**SET TASK:** Note each line of the listing that contains the string "JSON", and copy it.
........
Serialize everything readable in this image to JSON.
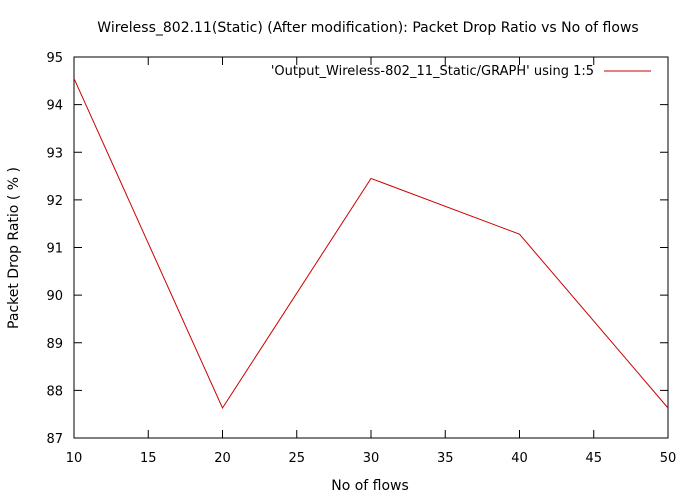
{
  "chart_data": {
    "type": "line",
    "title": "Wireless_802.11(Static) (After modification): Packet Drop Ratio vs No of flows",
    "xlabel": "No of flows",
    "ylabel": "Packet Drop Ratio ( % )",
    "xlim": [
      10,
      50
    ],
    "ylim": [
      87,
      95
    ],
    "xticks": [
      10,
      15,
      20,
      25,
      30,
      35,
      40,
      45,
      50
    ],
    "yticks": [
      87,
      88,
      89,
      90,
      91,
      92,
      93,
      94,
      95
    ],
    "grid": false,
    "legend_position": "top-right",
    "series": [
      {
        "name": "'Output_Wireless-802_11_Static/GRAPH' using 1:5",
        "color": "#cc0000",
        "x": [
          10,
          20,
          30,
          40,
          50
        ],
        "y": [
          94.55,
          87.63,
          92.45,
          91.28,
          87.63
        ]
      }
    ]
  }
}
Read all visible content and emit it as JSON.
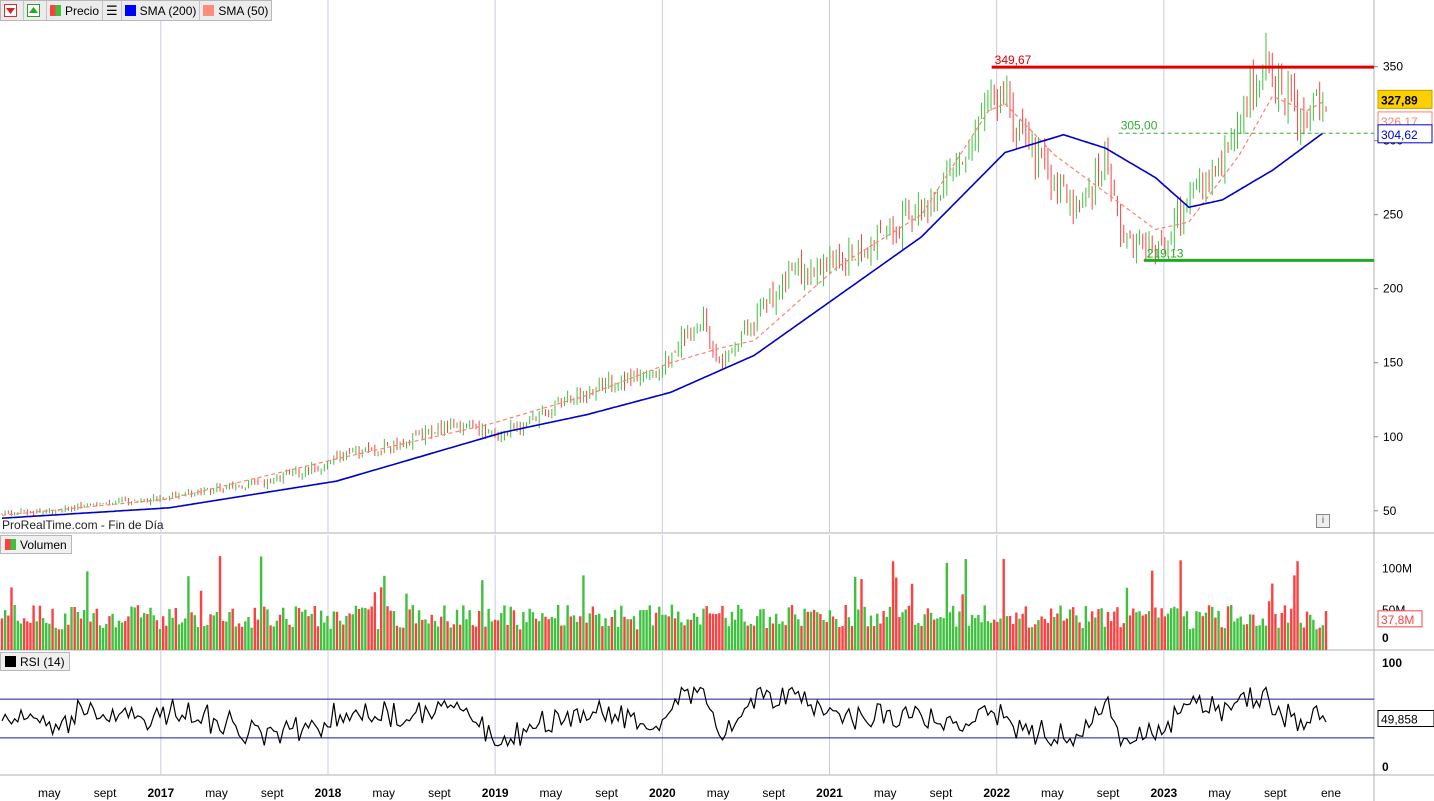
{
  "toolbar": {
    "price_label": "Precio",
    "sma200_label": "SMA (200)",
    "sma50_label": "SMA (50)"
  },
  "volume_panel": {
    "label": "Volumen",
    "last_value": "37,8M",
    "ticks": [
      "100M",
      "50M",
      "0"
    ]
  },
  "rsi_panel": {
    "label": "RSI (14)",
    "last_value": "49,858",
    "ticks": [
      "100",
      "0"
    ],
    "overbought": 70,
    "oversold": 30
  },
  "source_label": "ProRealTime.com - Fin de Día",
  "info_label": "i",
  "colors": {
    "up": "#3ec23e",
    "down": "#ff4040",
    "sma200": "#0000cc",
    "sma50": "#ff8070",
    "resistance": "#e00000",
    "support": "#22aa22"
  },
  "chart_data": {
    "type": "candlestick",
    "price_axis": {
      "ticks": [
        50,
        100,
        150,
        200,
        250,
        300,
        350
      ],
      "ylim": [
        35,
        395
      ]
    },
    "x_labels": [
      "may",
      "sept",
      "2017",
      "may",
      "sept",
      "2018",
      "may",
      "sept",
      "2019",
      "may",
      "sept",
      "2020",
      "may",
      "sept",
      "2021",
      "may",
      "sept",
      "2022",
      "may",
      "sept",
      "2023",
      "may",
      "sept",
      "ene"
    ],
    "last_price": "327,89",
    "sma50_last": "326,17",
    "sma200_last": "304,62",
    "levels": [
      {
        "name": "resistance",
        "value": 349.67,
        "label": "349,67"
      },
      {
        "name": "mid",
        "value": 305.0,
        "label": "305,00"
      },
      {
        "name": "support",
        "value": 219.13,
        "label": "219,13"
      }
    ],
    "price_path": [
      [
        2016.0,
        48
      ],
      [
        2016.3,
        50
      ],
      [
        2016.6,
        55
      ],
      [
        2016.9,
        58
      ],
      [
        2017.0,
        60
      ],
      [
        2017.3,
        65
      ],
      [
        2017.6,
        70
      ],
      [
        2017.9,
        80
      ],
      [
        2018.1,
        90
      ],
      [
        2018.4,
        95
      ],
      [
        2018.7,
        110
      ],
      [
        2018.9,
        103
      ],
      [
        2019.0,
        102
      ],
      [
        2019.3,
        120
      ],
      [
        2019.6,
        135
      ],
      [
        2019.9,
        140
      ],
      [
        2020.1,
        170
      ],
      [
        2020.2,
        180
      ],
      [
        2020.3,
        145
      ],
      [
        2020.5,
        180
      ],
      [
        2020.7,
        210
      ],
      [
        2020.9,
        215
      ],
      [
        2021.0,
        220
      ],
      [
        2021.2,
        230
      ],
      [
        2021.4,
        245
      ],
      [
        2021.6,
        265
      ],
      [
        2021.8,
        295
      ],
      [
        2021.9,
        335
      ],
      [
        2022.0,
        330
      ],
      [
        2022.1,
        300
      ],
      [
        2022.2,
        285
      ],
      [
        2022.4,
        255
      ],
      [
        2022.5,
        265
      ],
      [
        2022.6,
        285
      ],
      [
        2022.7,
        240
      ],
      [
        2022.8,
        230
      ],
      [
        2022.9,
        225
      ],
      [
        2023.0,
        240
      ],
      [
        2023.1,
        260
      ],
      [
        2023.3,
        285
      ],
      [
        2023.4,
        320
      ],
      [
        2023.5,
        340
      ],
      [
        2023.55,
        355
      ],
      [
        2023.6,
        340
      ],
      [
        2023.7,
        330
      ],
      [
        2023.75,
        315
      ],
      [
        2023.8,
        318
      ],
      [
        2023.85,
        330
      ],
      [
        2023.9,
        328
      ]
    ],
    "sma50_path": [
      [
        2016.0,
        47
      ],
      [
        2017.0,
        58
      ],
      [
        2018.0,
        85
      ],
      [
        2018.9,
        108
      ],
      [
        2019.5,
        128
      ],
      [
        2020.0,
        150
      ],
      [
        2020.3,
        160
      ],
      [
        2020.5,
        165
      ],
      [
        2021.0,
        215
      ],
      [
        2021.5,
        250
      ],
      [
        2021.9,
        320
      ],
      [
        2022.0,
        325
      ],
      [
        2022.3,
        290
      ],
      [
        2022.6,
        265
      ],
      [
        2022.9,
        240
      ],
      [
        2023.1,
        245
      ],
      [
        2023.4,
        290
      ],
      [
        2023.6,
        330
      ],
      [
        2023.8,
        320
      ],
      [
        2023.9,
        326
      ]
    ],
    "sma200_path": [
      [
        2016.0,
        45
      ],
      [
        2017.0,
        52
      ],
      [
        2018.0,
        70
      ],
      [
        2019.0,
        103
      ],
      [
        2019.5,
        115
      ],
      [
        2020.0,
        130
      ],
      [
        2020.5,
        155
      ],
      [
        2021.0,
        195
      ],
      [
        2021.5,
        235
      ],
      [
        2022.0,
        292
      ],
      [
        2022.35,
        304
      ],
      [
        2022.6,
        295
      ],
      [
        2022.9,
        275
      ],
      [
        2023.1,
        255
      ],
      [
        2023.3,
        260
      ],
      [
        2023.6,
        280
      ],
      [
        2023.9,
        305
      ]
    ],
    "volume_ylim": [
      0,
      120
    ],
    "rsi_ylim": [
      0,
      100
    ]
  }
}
........
**FINISHED EXERCISE:**
Serialize everything readable in this image to JSON.
Read all visible content and emit it as JSON.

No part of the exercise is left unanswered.